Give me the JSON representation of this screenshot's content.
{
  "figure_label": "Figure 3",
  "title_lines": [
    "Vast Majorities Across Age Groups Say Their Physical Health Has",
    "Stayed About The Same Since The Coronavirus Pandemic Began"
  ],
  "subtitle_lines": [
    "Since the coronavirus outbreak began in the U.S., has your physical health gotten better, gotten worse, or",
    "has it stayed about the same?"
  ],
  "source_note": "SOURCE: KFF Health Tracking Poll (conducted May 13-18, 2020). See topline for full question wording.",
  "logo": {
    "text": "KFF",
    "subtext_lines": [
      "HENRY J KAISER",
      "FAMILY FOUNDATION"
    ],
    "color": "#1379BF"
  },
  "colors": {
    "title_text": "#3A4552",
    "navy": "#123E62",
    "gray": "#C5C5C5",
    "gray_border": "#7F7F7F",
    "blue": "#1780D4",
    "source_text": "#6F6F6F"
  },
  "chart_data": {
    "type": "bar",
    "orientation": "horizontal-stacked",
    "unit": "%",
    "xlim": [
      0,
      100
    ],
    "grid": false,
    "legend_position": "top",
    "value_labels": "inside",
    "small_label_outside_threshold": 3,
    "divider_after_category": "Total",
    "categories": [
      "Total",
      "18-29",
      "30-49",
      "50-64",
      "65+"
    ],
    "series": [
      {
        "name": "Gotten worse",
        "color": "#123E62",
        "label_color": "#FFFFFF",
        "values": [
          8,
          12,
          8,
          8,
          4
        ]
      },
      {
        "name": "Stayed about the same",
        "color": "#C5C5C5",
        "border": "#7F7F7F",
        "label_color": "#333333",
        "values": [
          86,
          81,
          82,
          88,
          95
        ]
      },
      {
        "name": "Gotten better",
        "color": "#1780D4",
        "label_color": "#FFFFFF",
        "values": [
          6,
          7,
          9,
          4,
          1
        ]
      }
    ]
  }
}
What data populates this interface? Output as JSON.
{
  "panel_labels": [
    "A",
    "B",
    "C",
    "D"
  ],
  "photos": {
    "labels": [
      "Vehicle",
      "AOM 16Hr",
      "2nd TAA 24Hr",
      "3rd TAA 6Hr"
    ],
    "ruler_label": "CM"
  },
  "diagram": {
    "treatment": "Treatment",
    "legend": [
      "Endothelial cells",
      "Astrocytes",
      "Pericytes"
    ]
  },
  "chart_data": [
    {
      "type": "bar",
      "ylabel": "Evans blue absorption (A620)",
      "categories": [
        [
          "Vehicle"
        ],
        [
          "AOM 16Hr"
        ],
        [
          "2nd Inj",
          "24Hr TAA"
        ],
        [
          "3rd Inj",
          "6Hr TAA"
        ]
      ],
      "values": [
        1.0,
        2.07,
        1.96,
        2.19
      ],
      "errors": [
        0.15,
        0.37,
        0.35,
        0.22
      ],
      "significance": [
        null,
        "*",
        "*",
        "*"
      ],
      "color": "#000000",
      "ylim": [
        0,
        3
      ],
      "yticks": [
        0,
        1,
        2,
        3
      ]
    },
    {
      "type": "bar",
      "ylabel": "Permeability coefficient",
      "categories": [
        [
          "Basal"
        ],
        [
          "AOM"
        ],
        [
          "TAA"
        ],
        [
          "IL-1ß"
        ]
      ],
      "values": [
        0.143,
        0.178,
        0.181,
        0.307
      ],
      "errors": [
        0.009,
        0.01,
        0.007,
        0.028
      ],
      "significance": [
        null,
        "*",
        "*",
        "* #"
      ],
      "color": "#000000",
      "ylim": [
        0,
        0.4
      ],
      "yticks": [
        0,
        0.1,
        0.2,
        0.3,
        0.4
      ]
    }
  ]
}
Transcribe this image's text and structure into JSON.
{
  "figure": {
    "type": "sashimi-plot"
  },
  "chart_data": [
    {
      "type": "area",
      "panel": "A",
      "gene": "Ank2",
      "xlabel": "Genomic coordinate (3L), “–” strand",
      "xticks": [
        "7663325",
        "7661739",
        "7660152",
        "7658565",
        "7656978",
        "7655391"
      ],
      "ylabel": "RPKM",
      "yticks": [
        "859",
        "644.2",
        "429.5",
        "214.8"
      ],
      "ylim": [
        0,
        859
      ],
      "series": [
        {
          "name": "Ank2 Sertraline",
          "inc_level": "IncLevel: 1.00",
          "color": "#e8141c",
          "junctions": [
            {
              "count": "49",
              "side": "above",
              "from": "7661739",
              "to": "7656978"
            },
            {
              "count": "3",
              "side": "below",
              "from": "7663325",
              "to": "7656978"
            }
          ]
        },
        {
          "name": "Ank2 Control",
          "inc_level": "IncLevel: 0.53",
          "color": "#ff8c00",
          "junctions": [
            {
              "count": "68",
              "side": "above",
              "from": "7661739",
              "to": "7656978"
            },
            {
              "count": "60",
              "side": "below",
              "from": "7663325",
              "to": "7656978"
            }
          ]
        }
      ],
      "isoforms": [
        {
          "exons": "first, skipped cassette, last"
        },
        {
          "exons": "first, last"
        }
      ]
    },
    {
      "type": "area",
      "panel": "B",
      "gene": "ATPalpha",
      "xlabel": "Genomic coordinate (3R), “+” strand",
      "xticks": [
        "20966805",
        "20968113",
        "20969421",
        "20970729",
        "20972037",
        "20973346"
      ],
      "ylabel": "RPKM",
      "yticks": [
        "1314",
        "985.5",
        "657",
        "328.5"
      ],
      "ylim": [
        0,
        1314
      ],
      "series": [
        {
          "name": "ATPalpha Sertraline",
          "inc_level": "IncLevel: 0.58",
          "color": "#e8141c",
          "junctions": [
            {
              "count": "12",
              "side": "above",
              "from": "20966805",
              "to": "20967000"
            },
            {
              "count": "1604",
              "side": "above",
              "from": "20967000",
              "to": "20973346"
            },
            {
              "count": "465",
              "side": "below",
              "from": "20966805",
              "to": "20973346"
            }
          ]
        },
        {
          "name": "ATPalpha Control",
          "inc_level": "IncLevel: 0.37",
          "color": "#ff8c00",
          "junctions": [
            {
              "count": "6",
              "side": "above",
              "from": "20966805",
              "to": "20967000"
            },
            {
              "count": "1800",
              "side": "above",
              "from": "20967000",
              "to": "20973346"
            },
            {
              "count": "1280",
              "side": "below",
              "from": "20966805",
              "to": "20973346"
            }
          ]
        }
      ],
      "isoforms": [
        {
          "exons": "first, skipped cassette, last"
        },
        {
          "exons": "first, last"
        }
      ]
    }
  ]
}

WHAT IS EXPECTED: Transcribe all of the material exactly as it appears.

SOLUTION FOR THIS PROBLEM:
Give me the JSON representation of this screenshot's content.
{
  "figure_label": "Figure 3",
  "title_lines": [
    "Vast Majorities Across Age Groups Say Their Physical Health Has",
    "Stayed About The Same Since The Coronavirus Pandemic Began"
  ],
  "subtitle_lines": [
    "Since the coronavirus outbreak began in the U.S., has your physical health gotten better, gotten worse, or",
    "has it stayed about the same?"
  ],
  "source_note": "SOURCE: KFF Health Tracking Poll (conducted May 13-18, 2020). See topline for full question wording.",
  "logo": {
    "text": "KFF",
    "subtext_lines": [
      "HENRY J KAISER",
      "FAMILY FOUNDATION"
    ],
    "color": "#1379BF"
  },
  "colors": {
    "title_text": "#3A4552",
    "navy": "#123E62",
    "gray": "#C5C5C5",
    "gray_border": "#7F7F7F",
    "blue": "#1780D4",
    "source_text": "#6F6F6F"
  },
  "chart_data": {
    "type": "bar",
    "orientation": "horizontal-stacked",
    "unit": "%",
    "xlim": [
      0,
      100
    ],
    "grid": false,
    "legend_position": "top",
    "value_labels": "inside",
    "small_label_outside_threshold": 3,
    "divider_after_category": "Total",
    "categories": [
      "Total",
      "18-29",
      "30-49",
      "50-64",
      "65+"
    ],
    "series": [
      {
        "name": "Gotten worse",
        "color": "#123E62",
        "label_color": "#FFFFFF",
        "values": [
          8,
          12,
          8,
          8,
          4
        ]
      },
      {
        "name": "Stayed about the same",
        "color": "#C5C5C5",
        "border": "#7F7F7F",
        "label_color": "#333333",
        "values": [
          86,
          81,
          82,
          88,
          95
        ]
      },
      {
        "name": "Gotten better",
        "color": "#1780D4",
        "label_color": "#FFFFFF",
        "values": [
          6,
          7,
          9,
          4,
          1
        ]
      }
    ]
  }
}
What data populates this interface? Output as JSON.
{
  "panel_labels": [
    "A",
    "B",
    "C",
    "D"
  ],
  "photos": {
    "labels": [
      "Vehicle",
      "AOM 16Hr",
      "2nd TAA 24Hr",
      "3rd TAA 6Hr"
    ],
    "ruler_label": "CM"
  },
  "diagram": {
    "treatment": "Treatment",
    "legend": [
      "Endothelial cells",
      "Astrocytes",
      "Pericytes"
    ]
  },
  "chart_data": [
    {
      "type": "bar",
      "ylabel": "Evans blue absorption (A620)",
      "categories": [
        [
          "Vehicle"
        ],
        [
          "AOM 16Hr"
        ],
        [
          "2nd Inj",
          "24Hr TAA"
        ],
        [
          "3rd Inj",
          "6Hr TAA"
        ]
      ],
      "values": [
        1.0,
        2.07,
        1.96,
        2.19
      ],
      "errors": [
        0.15,
        0.37,
        0.35,
        0.22
      ],
      "significance": [
        null,
        "*",
        "*",
        "*"
      ],
      "color": "#000000",
      "ylim": [
        0,
        3
      ],
      "yticks": [
        0,
        1,
        2,
        3
      ]
    },
    {
      "type": "bar",
      "ylabel": "Permeability coefficient",
      "categories": [
        [
          "Basal"
        ],
        [
          "AOM"
        ],
        [
          "TAA"
        ],
        [
          "IL-1ß"
        ]
      ],
      "values": [
        0.143,
        0.178,
        0.181,
        0.307
      ],
      "errors": [
        0.009,
        0.01,
        0.007,
        0.028
      ],
      "significance": [
        null,
        "*",
        "*",
        "* #"
      ],
      "color": "#000000",
      "ylim": [
        0,
        0.4
      ],
      "yticks": [
        0,
        0.1,
        0.2,
        0.3,
        0.4
      ]
    }
  ]
}
Transcribe this image's text and structure into JSON.
{
  "figure": {
    "type": "sashimi-plot"
  },
  "chart_data": [
    {
      "type": "area",
      "panel": "A",
      "gene": "Ank2",
      "xlabel": "Genomic coordinate (3L), “–” strand",
      "xticks": [
        "7663325",
        "7661739",
        "7660152",
        "7658565",
        "7656978",
        "7655391"
      ],
      "ylabel": "RPKM",
      "yticks": [
        "859",
        "644.2",
        "429.5",
        "214.8"
      ],
      "ylim": [
        0,
        859
      ],
      "series": [
        {
          "name": "Ank2 Sertraline",
          "inc_level": "IncLevel: 1.00",
          "color": "#e8141c",
          "junctions": [
            {
              "count": "49",
              "side": "above",
              "from": "7661739",
              "to": "7656978"
            },
            {
              "count": "3",
              "side": "below",
              "from": "7663325",
              "to": "7656978"
            }
          ]
        },
        {
          "name": "Ank2 Control",
          "inc_level": "IncLevel: 0.53",
          "color": "#ff8c00",
          "junctions": [
            {
              "count": "68",
              "side": "above",
              "from": "7661739",
              "to": "7656978"
            },
            {
              "count": "60",
              "side": "below",
              "from": "7663325",
              "to": "7656978"
            }
          ]
        }
      ],
      "isoforms": [
        {
          "exons": "first, skipped cassette, last"
        },
        {
          "exons": "first, last"
        }
      ]
    },
    {
      "type": "area",
      "panel": "B",
      "gene": "ATPalpha",
      "xlabel": "Genomic coordinate (3R), “+” strand",
      "xticks": [
        "20966805",
        "20968113",
        "20969421",
        "20970729",
        "20972037",
        "20973346"
      ],
      "ylabel": "RPKM",
      "yticks": [
        "1314",
        "985.5",
        "657",
        "328.5"
      ],
      "ylim": [
        0,
        1314
      ],
      "series": [
        {
          "name": "ATPalpha Sertraline",
          "inc_level": "IncLevel: 0.58",
          "color": "#e8141c",
          "junctions": [
            {
              "count": "12",
              "side": "above",
              "from": "20966805",
              "to": "20967000"
            },
            {
              "count": "1604",
              "side": "above",
              "from": "20967000",
              "to": "20973346"
            },
            {
              "count": "465",
              "side": "below",
              "from": "20966805",
              "to": "20973346"
            }
          ]
        },
        {
          "name": "ATPalpha Control",
          "inc_level": "IncLevel: 0.37",
          "color": "#ff8c00",
          "junctions": [
            {
              "count": "6",
              "side": "above",
              "from": "20966805",
              "to": "20967000"
            },
            {
              "count": "1800",
              "side": "above",
              "from": "20967000",
              "to": "20973346"
            },
            {
              "count": "1280",
              "side": "below",
              "from": "20966805",
              "to": "20973346"
            }
          ]
        }
      ],
      "isoforms": [
        {
          "exons": "first, skipped cassette, last"
        },
        {
          "exons": "first, last"
        }
      ]
    }
  ]
}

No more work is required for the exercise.